Working data:
— Begin —

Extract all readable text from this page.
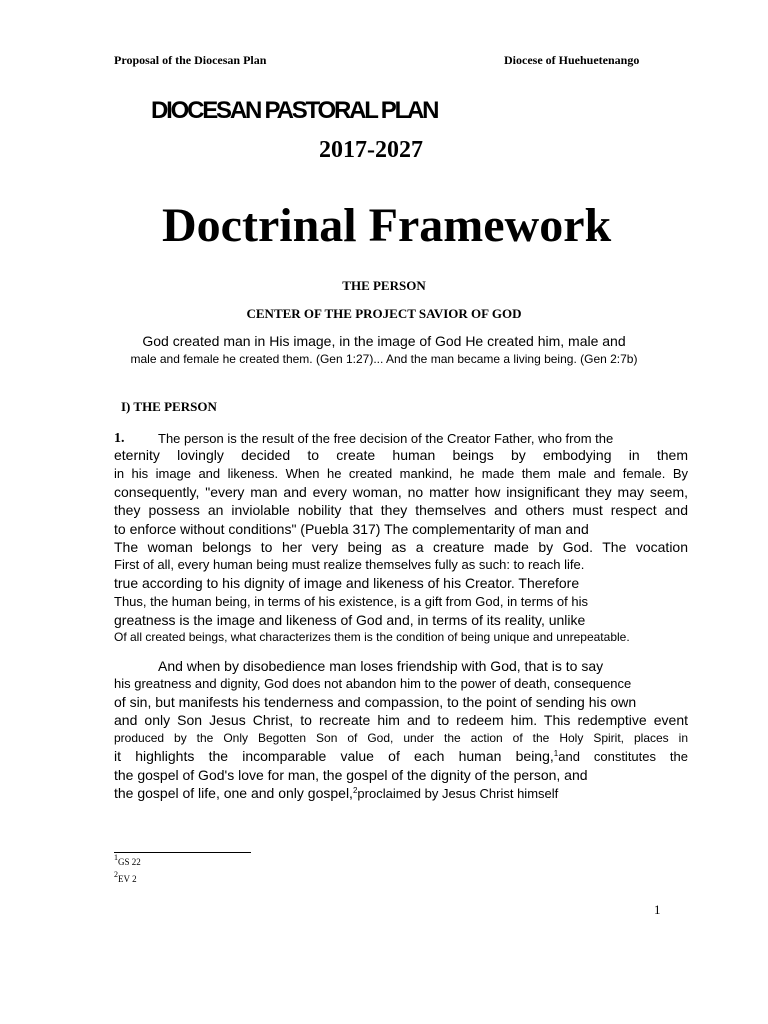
Proposal of the Diocesan Plan	Diocese of Huehuetenango
DIOCESAN PASTORAL PLAN
2017-2027
Doctrinal Framework
THE PERSON
CENTER OF THE PROJECT SAVIOR OF GOD
God created man in His image, in the image of God He created him, male and
male and female he created them. (Gen 1:27)... And the man became a living being. (Gen 2:7b)
I) THE PERSON
1.	The person is the result of the free decision of the Creator Father, who from the
eternity lovingly decided to create human beings by embodying in them
in his image and likeness. When he created mankind, he made them male and female. By
consequently, "every man and every woman, no matter how insignificant they may seem,
they possess an inviolable nobility that they themselves and others must respect and
to enforce without conditions" (Puebla 317) The complementarity of man and
The woman belongs to her very being as a creature made by God. The vocation
First of all, every human being must realize themselves fully as such: to reach life.
true according to his dignity of image and likeness of his Creator. Therefore
Thus, the human being, in terms of his existence, is a gift from God, in terms of his
greatness is the image and likeness of God and, in terms of its reality, unlike
Of all created beings, what characterizes them is the condition of being unique and unrepeatable.
And when by disobedience man loses friendship with God, that is to say
his greatness and dignity, God does not abandon him to the power of death, consequence
of sin, but manifests his tenderness and compassion, to the point of sending his own
and only Son Jesus Christ, to recreate him and to redeem him. This redemptive event
produced by the Only Begotten Son of God, under the action of the Holy Spirit, places in
it highlights the incomparable value of each human being,$^1$and constitutes the
the gospel of God's love for man, the gospel of the dignity of the person, and
the gospel of life, one and only gospel,$^2$proclaimed by Jesus Christ himself
$^1$GS 22
$^2$EV 2
1
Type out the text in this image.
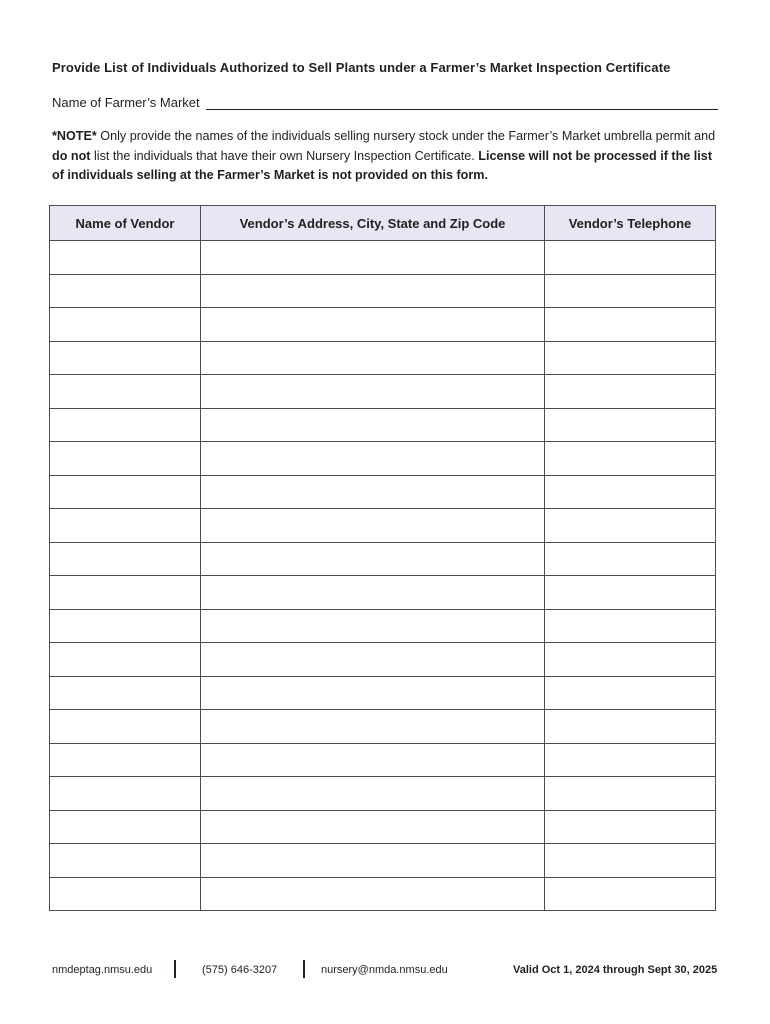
Provide List of Individuals Authorized to Sell Plants under a Farmer’s Market Inspection Certificate
Name of Farmer’s Market
*NOTE* Only provide the names of the individuals selling nursery stock under the Farmer’s Market umbrella permit and do not list the individuals that have their own Nursery Inspection Certificate. License will not be processed if the list of individuals selling at the Farmer’s Market is not provided on this form.
Name of Vendor	Vendor’s Address, City, State and Zip Code	Vendor’s Telephone

nmdeptag.nmsu.edu	(575) 646-3207	nursery@nmda.nmsu.edu	Valid Oct 1, 2024 through Sept 30, 2025
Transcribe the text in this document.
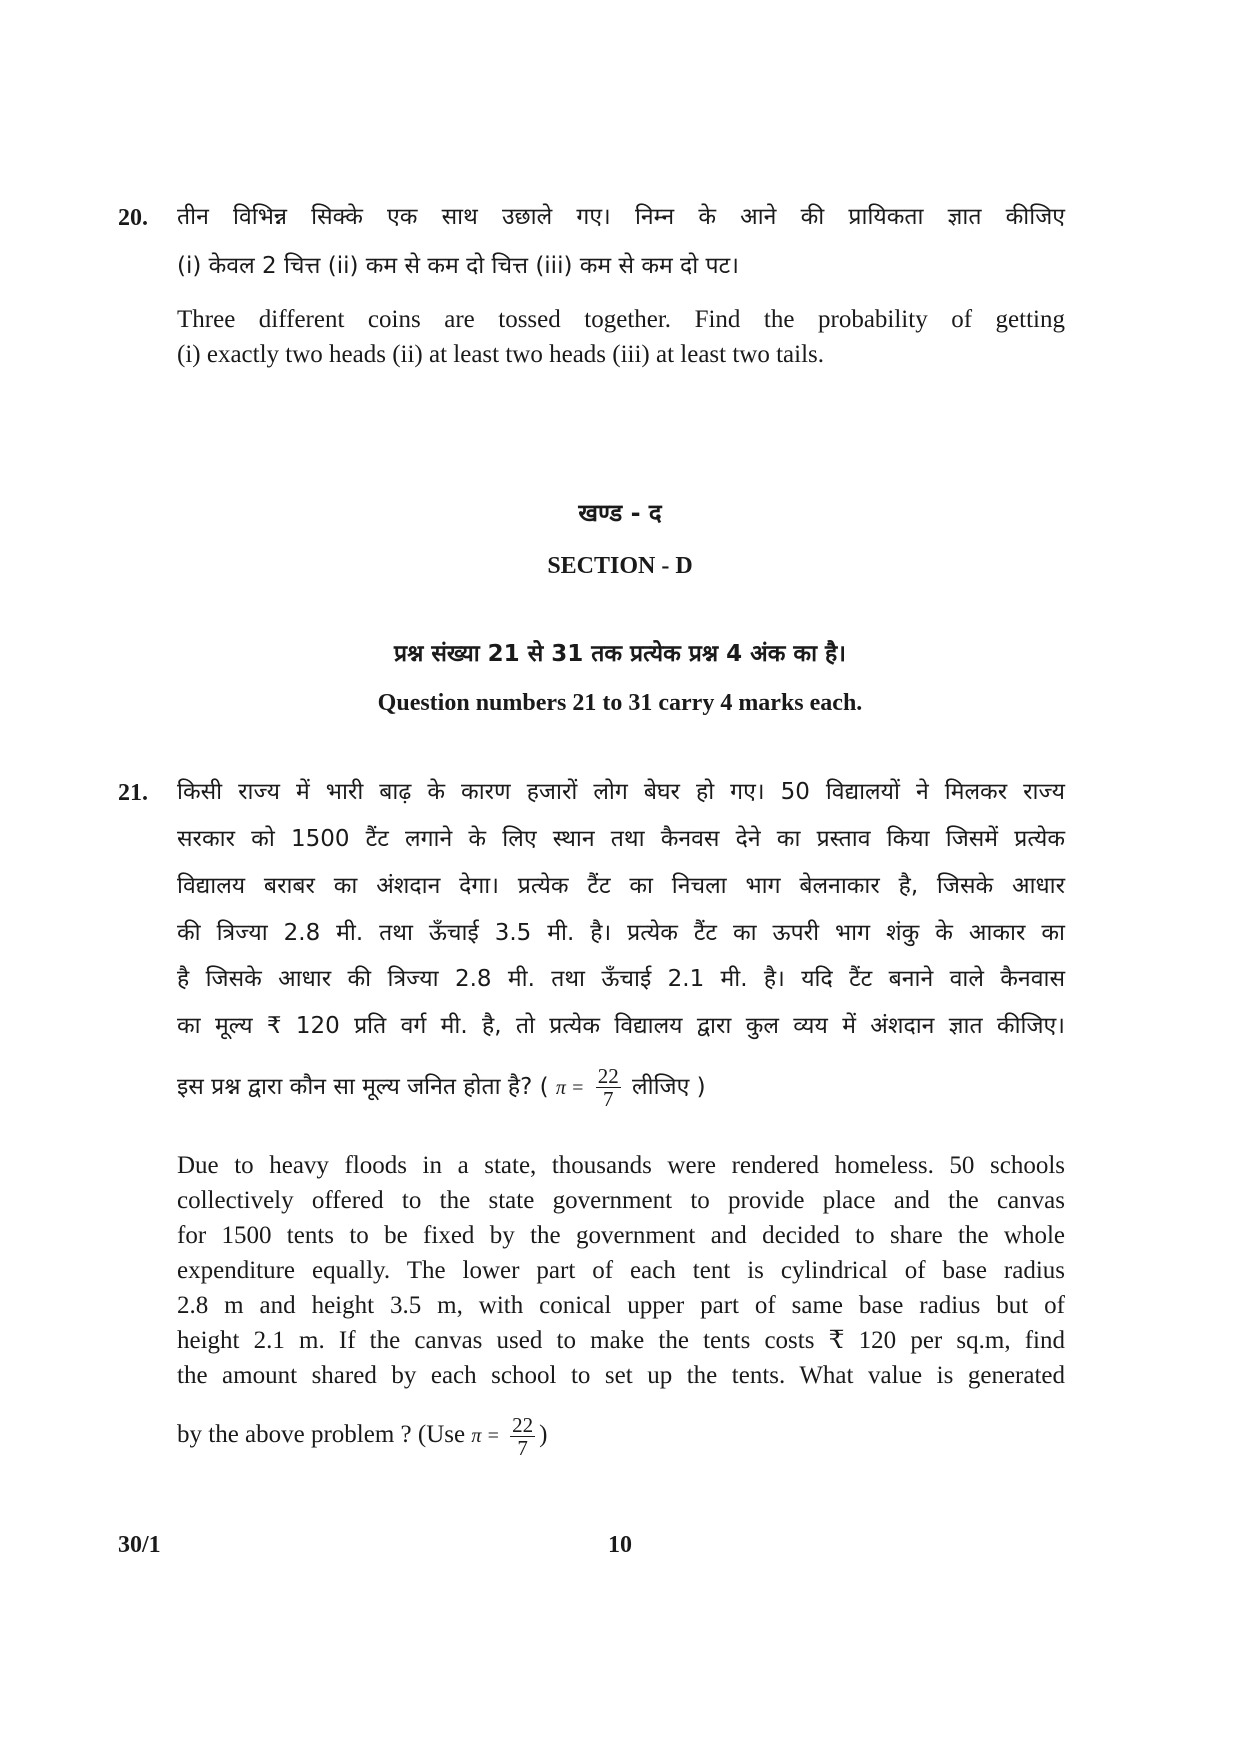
20. तीन विभिन्न सिक्के एक साथ उछाले गए। निम्न के आने की प्रायिकता ज्ञात कीजिए
(i) केवल 2 चित्त (ii) कम से कम दो चित्त (iii) कम से कम दो पट।
Three different coins are tossed together. Find the probability of getting
(i) exactly two heads (ii) at least two heads (iii) at least two tails.
खण्ड - द
SECTION - D
प्रश्न संख्या 21 से 31 तक प्रत्येक प्रश्न 4 अंक का है।
Question numbers 21 to 31 carry 4 marks each.
21. किसी राज्य में भारी बाढ़ के कारण हजारों लोग बेघर हो गए। 50 विद्यालयों ने मिलकर राज्य
सरकार को 1500 टैंट लगाने के लिए स्थान तथा कैनवस देने का प्रस्ताव किया जिसमें प्रत्येक
विद्यालय बराबर का अंशदान देगा। प्रत्येक टैंट का निचला भाग बेलनाकार है, जिसके आधार
की त्रिज्या 2.8 मी. तथा ऊँचाई 3.5 मी. है। प्रत्येक टैंट का ऊपरी भाग शंकु के आकार का
है जिसके आधार की त्रिज्या 2.8 मी. तथा ऊँचाई 2.1 मी. है। यदि टैंट बनाने वाले कैनवास
का मूल्य ₹ 120 प्रति वर्ग मी. है, तो प्रत्येक विद्यालय द्वारा कुल व्यय में अंशदान ज्ञात कीजिए।
इस प्रश्न द्वारा कौन सा मूल्य जनित होता है? ( $\pi = \frac{22}{7}$ लीजिए )
Due to heavy floods in a state, thousands were rendered homeless. 50 schools
collectively offered to the state government to provide place and the canvas
for 1500 tents to be fixed by the government and decided to share the whole
expenditure equally. The lower part of each tent is cylindrical of base radius
2.8 m and height 3.5 m, with conical upper part of same base radius but of
height 2.1 m. If the canvas used to make the tents costs ₹ 120 per sq.m, find
the amount shared by each school to set up the tents. What value is generated
by the above problem ? (Use $\pi = \frac{22}{7}$ )
30/1	10
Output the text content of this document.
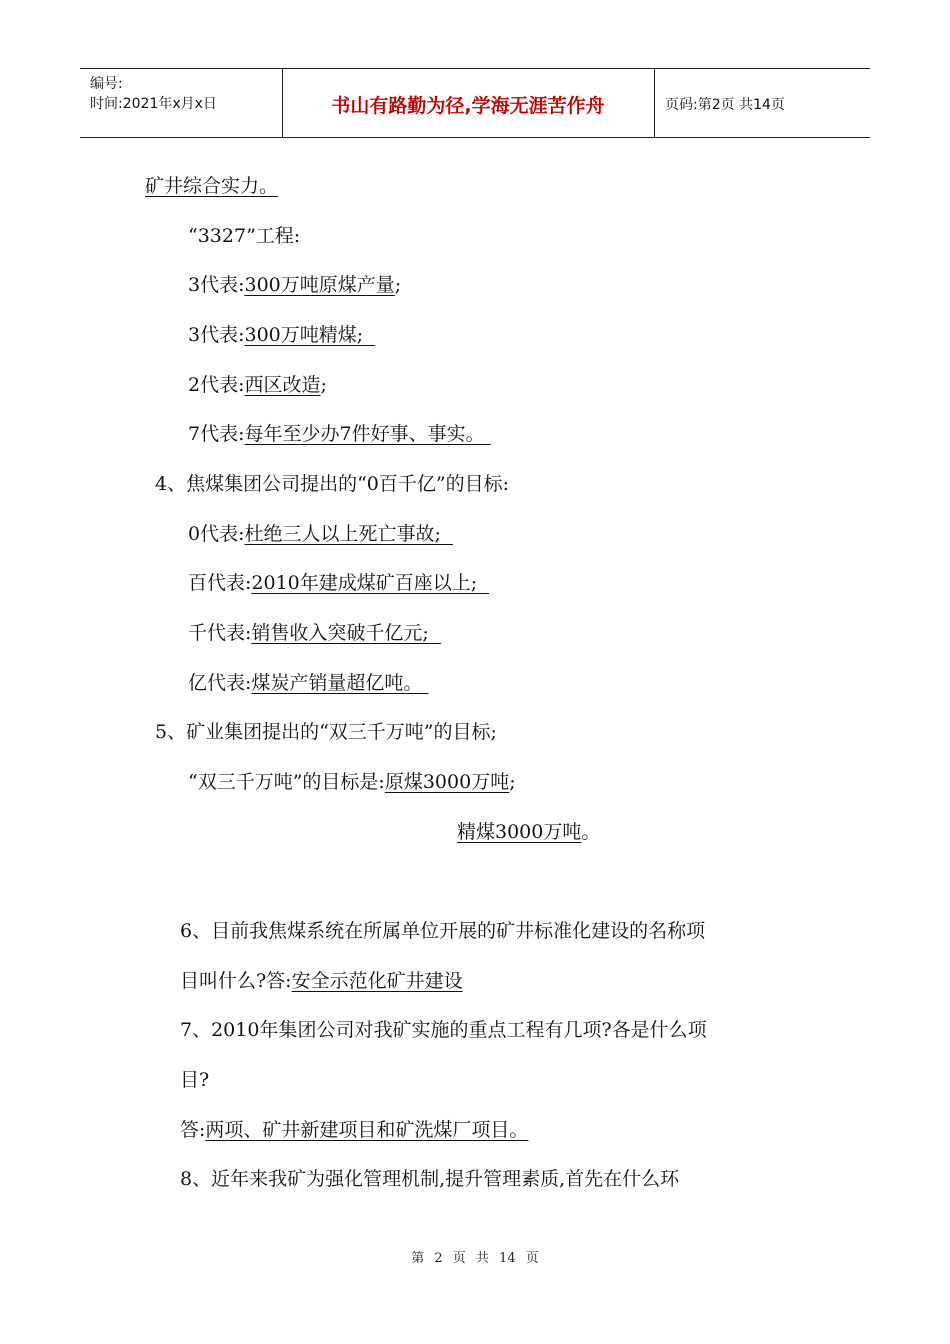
编号:
时间:2021年x月x日	书山有路勤为径,学海无涯苦作舟	页码:第2页 共14页
矿井综合实力。
“3327”工程:
3代表:300万吨原煤产量;
3代表:300万吨精煤;
2代表:西区改造;
7代表:每年至少办7件好事、事实。
4、焦煤集团公司提出的“0百千亿”的目标:
0代表:杜绝三人以上死亡事故;
百代表:2010年建成煤矿百座以上;
千代表:销售收入突破千亿元;
亿代表:煤炭产销量超亿吨。
5、矿业集团提出的“双三千万吨”的目标;
“双三千万吨”的目标是:原煤3000万吨;
精煤3000万吨。
6、目前我焦煤系统在所属单位开展的矿井标准化建设的名称项
目叫什么?答:安全示范化矿井建设
7、2010年集团公司对我矿实施的重点工程有几项?各是什么项
目?
答:两项、矿井新建项目和矿洗煤厂项目。
8、近年来我矿为强化管理机制,提升管理素质,首先在什么环
第 2 页 共 14 页
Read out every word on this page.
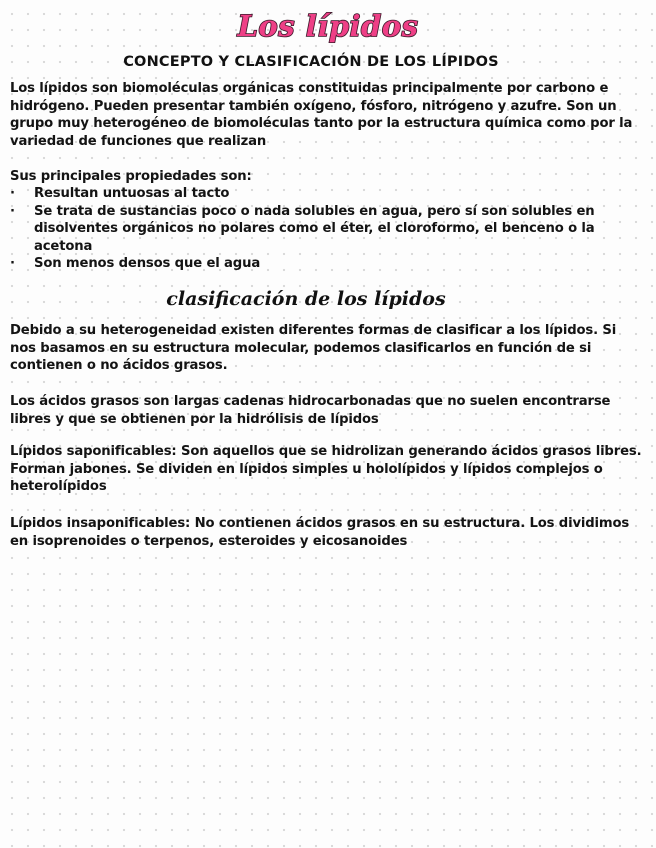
Los lípidos
CONCEPTO Y CLASIFICACIÓN DE LOS LÍPIDOS

Los lípidos son biomoléculas orgánicas constituidas principalmente por carbono e hidrógeno. Pueden presentar también oxígeno, fósforo, nitrógeno y azufre. Son un grupo muy heterogéneo de biomoléculas tanto por la estructura química como por la variedad de funciones que realizan

Sus principales propiedades son:

· Resultan untuosas al tacto
· Se trata de sustancias poco o nada solubles en agua, pero sí son solubles en disolventes orgánicos no polares como el éter, el cloroformo, el benceno o la acetona
· Son menos densos que el agua
clasificación de los lípidos

Debido a su heterogeneidad existen diferentes formas de clasificar a los lípidos. Si nos basamos en su estructura molecular, podemos clasificarlos en función de si contienen o no ácidos grasos.

Los ácidos grasos son largas cadenas hidrocarbonadas que no suelen encontrarse libres y que se obtienen por la hidrólisis de lípidos

Lípidos saponificables: Son aquellos que se hidrolizan generando ácidos grasos libres. Forman jabones. Se dividen en lípidos simples u hololípidos y lípidos complejos o heterolípidos

Lípidos insaponificables: No contienen ácidos grasos en su estructura. Los dividimos en isoprenoides o terpenos, esteroides y eicosanoides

— End —

The exercise: Extract the full listing exactly, with the pictures left out.

Solution for this exercise:
Extract all readable text from this page.
Proposal of the Diocesan Plan	Diocese of Huehuetenango
DIOCESAN PASTORAL PLAN
2017-2027
Doctrinal Framework
THE PERSON
CENTER OF THE PROJECT SAVIOR OF GOD
God created man in His image, in the image of God He created him, male and
male and female he created them. (Gen 1:27)... And the man became a living being. (Gen 2:7b)
I) THE PERSON
1.	The person is the result of the free decision of the Creator Father, who from the
eternity lovingly decided to create human beings by embodying in them
in his image and likeness. When he created mankind, he made them male and female. By
consequently, "every man and every woman, no matter how insignificant they may seem,
they possess an inviolable nobility that they themselves and others must respect and
to enforce without conditions" (Puebla 317) The complementarity of man and
The woman belongs to her very being as a creature made by God. The vocation
First of all, every human being must realize themselves fully as such: to reach life.
true according to his dignity of image and likeness of his Creator. Therefore
Thus, the human being, in terms of his existence, is a gift from God, in terms of his
greatness is the image and likeness of God and, in terms of its reality, unlike
Of all created beings, what characterizes them is the condition of being unique and unrepeatable.
And when by disobedience man loses friendship with God, that is to say
his greatness and dignity, God does not abandon him to the power of death, consequence
of sin, but manifests his tenderness and compassion, to the point of sending his own
and only Son Jesus Christ, to recreate him and to redeem him. This redemptive event
produced by the Only Begotten Son of God, under the action of the Holy Spirit, places in
it highlights the incomparable value of each human being,$^1$and constitutes the
the gospel of God's love for man, the gospel of the dignity of the person, and
the gospel of life, one and only gospel,$^2$proclaimed by Jesus Christ himself
$^1$GS 22
$^2$EV 2
1
Type out the text in this image.
Provide List of Individuals Authorized to Sell Plants under a Farmer’s Market Inspection Certificate
Name of Farmer’s Market
*NOTE* Only provide the names of the individuals selling nursery stock under the Farmer’s Market umbrella permit and do not list the individuals that have their own Nursery Inspection Certificate. License will not be processed if the list of individuals selling at the Farmer’s Market is not provided on this form.
Name of Vendor	Vendor’s Address, City, State and Zip Code	Vendor’s Telephone

nmdeptag.nmsu.edu	(575) 646-3207	nursery@nmda.nmsu.edu	Valid Oct 1, 2024 through Sept 30, 2025
Transcribe the text in this document.
20. तीन विभिन्न सिक्के एक साथ उछाले गए। निम्न के आने की प्रायिकता ज्ञात कीजिए
(i) केवल 2 चित्त (ii) कम से कम दो चित्त (iii) कम से कम दो पट।
Three different coins are tossed together. Find the probability of getting
(i) exactly two heads (ii) at least two heads (iii) at least two tails.
खण्ड - द
SECTION - D
प्रश्न संख्या 21 से 31 तक प्रत्येक प्रश्न 4 अंक का है।
Question numbers 21 to 31 carry 4 marks each.
21. किसी राज्य में भारी बाढ़ के कारण हजारों लोग बेघर हो गए। 50 विद्यालयों ने मिलकर राज्य
सरकार को 1500 टैंट लगाने के लिए स्थान तथा कैनवस देने का प्रस्ताव किया जिसमें प्रत्येक
विद्यालय बराबर का अंशदान देगा। प्रत्येक टैंट का निचला भाग बेलनाकार है, जिसके आधार
की त्रिज्या 2.8 मी. तथा ऊँचाई 3.5 मी. है। प्रत्येक टैंट का ऊपरी भाग शंकु के आकार का
है जिसके आधार की त्रिज्या 2.8 मी. तथा ऊँचाई 2.1 मी. है। यदि टैंट बनाने वाले कैनवास
का मूल्य ₹ 120 प्रति वर्ग मी. है, तो प्रत्येक विद्यालय द्वारा कुल व्यय में अंशदान ज्ञात कीजिए।
इस प्रश्न द्वारा कौन सा मूल्य जनित होता है? ( $\pi = \frac{22}{7}$ लीजिए )
Due to heavy floods in a state, thousands were rendered homeless. 50 schools
collectively offered to the state government to provide place and the canvas
for 1500 tents to be fixed by the government and decided to share the whole
expenditure equally. The lower part of each tent is cylindrical of base radius
2.8 m and height 3.5 m, with conical upper part of same base radius but of
height 2.1 m. If the canvas used to make the tents costs ₹ 120 per sq.m, find
the amount shared by each school to set up the tents. What value is generated
by the above problem ? (Use $\pi = \frac{22}{7}$ )
30/1	10
Output the text content of this document.
编号:
时间:2021年x月x日	书山有路勤为径,学海无涯苦作舟	页码:第2页 共14页
矿井综合实力。
“3327”工程:
3代表:300万吨原煤产量;
3代表:300万吨精煤;
2代表:西区改造;
7代表:每年至少办7件好事、事实。
4、焦煤集团公司提出的“0百千亿”的目标:
0代表:杜绝三人以上死亡事故;
百代表:2010年建成煤矿百座以上;
千代表:销售收入突破千亿元;
亿代表:煤炭产销量超亿吨。
5、矿业集团提出的“双三千万吨”的目标;
“双三千万吨”的目标是:原煤3000万吨;
精煤3000万吨。
6、目前我焦煤系统在所属单位开展的矿井标准化建设的名称项
目叫什么?答:安全示范化矿井建设
7、2010年集团公司对我矿实施的重点工程有几项?各是什么项
目?
答:两项、矿井新建项目和矿洗煤厂项目。
8、近年来我矿为强化管理机制,提升管理素质,首先在什么环
第 2 页 共 14 页
Read out every word on this page.
Los lípidos
CONCEPTO Y CLASIFICACIÓN DE LOS LÍPIDOS

Los lípidos son biomoléculas orgánicas constituidas principalmente por carbono e hidrógeno. Pueden presentar también oxígeno, fósforo, nitrógeno y azufre. Son un grupo muy heterogéneo de biomoléculas tanto por la estructura química como por la variedad de funciones que realizan

Sus principales propiedades son:

· Resultan untuosas al tacto
· Se trata de sustancias poco o nada solubles en agua, pero sí son solubles en disolventes orgánicos no polares como el éter, el cloroformo, el benceno o la acetona
· Son menos densos que el agua
clasificación de los lípidos

Debido a su heterogeneidad existen diferentes formas de clasificar a los lípidos. Si nos basamos en su estructura molecular, podemos clasificarlos en función de si contienen o no ácidos grasos.

Los ácidos grasos son largas cadenas hidrocarbonadas que no suelen encontrarse libres y que se obtienen por la hidrólisis de lípidos

Lípidos saponificables: Son aquellos que se hidrolizan generando ácidos grasos libres. Forman jabones. Se dividen en lípidos simples u hololípidos y lípidos complejos o heterolípidos

Lípidos insaponificables: No contienen ácidos grasos en su estructura. Los dividimos en isoprenoides o terpenos, esteroides y eicosanoides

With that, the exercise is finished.